Exercise brief>
Return the listing below word for word.

Exercise input>
____
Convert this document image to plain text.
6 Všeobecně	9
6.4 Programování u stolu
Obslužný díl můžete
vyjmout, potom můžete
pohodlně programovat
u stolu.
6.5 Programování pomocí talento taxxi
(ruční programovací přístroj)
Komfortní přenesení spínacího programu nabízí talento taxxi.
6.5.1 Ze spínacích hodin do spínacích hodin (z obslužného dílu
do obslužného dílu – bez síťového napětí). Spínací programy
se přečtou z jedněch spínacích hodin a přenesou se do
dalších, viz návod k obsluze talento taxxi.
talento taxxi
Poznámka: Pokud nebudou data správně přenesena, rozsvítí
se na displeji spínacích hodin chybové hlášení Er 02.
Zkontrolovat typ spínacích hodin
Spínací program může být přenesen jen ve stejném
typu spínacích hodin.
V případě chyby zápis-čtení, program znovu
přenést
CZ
____
Written response>
Convert this document image to plain text.
6 Všeobecně	9
6.4 Programování u stolu
Obslužný díl můžete
vyjmout, potom můžete
pohodlně programovat
u stolu.
6.5 Programování pomocí talento taxxi
(ruční programovací přístroj)
Komfortní přenesení spínacího programu nabízí talento taxxi.
6.5.1 Ze spínacích hodin do spínacích hodin (z obslužného dílu
do obslužného dílu – bez síťového napětí). Spínací programy
se přečtou z jedněch spínacích hodin a přenesou se do
dalších, viz návod k obsluze talento taxxi.
talento taxxi
Poznámka: Pokud nebudou data správně přenesena, rozsvítí
se na displeji spínacích hodin chybové hlášení Er 02.
Zkontrolovat typ spínacích hodin
Spínací program může být přenesen jen ve stejném
typu spínacích hodin.
V případě chyby zápis-čtení, program znovu
přenést
CZ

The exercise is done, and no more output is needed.